-- Start EXTRACTED ENTRIES --

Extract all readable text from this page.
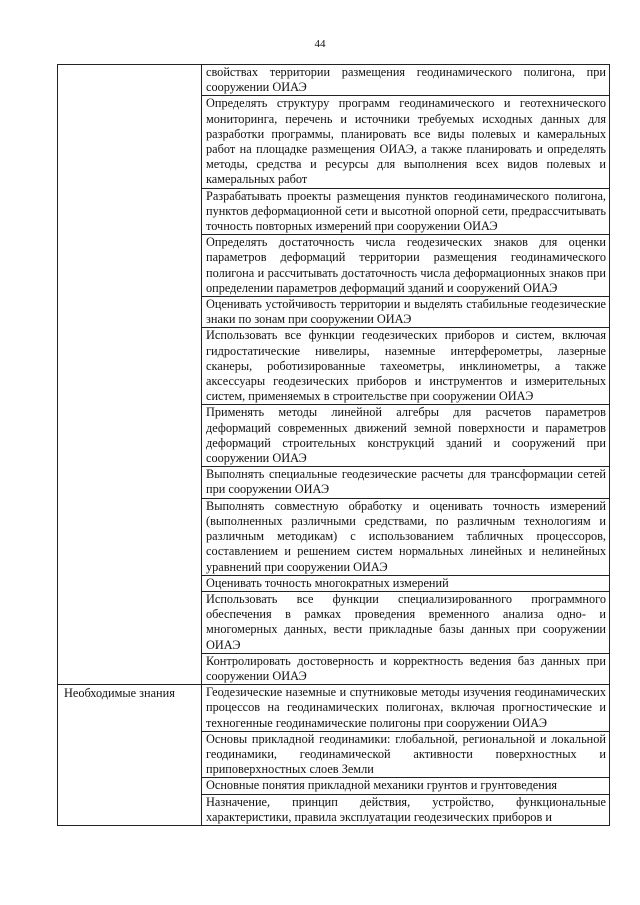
44
	свойствах территории размещения геодинамического полигона, при сооружении ОИАЭ
	Определять структуру программ геодинамического и геотехнического мониторинга, перечень и источники требуемых исходных данных для разработки программы, планировать все виды полевых и камеральных работ на площадке размещения ОИАЭ, а также планировать и определять методы, средства и ресурсы для выполнения всех видов полевых и камеральных работ
	Разрабатывать проекты размещения пунктов геодинамического полигона, пунктов деформационной сети и высотной опорной сети, предрассчитывать точность повторных измерений при сооружении ОИАЭ
	Определять достаточность числа геодезических знаков для оценки параметров деформаций территории размещения геодинамического полигона и рассчитывать достаточность числа деформационных знаков при определении параметров деформаций зданий и сооружений ОИАЭ
	Оценивать устойчивость территории и выделять стабильные геодезические знаки по зонам при сооружении ОИАЭ
	Использовать все функции геодезических приборов и систем, включая гидростатические нивелиры, наземные интерферометры, лазерные сканеры, роботизированные тахеометры, инклинометры, а также аксессуары геодезических приборов и инструментов и измерительных систем, применяемых в строительстве при сооружении ОИАЭ
	Применять методы линейной алгебры для расчетов параметров деформаций современных движений земной поверхности и параметров деформаций строительных конструкций зданий и сооружений при сооружении ОИАЭ
	Выполнять специальные геодезические расчеты для трансформации сетей при сооружении ОИАЭ
	Выполнять совместную обработку и оценивать точность измерений (выполненных различными средствами, по различным технологиям и различным методикам) с использованием табличных процессоров, составлением и решением систем нормальных линейных и нелинейных уравнений при сооружении ОИАЭ
	Оценивать точность многократных измерений
	Использовать все функции специализированного программного обеспечения в рамках проведения временного анализа одно- и многомерных данных, вести прикладные базы данных при сооружении ОИАЭ
	Контролировать достоверность и корректность ведения баз данных при сооружении ОИАЭ
Необходимые знания	Геодезические наземные и спутниковые методы изучения геодинамических процессов на геодинамических полигонах, включая прогностические и техногенные геодинамические полигоны при сооружении ОИАЭ
	Основы прикладной геодинамики: глобальной, региональной и локальной геодинамики, геодинамической активности поверхностных и приповерхностных слоев Земли
	Основные понятия прикладной механики грунтов и грунтоведения
	Назначение, принцип действия, устройство, функциональные характеристики, правила эксплуатации геодезических приборов и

-- End EXTRACTED ENTRIES --

Take every line from the records above that has the word "Выполнять" and copy it.

• [COMPLETE ANSWER]:
	Выполнять специальные геодезические расчеты для трансформации сетей при сооружении ОИАЭ
	Выполнять совместную обработку и оценивать точность измерений (выполненных различными средствами, по различным технологиям и различным методикам) с использованием табличных процессоров, составлением и решением систем нормальных линейных и нелинейных уравнений при сооружении ОИАЭ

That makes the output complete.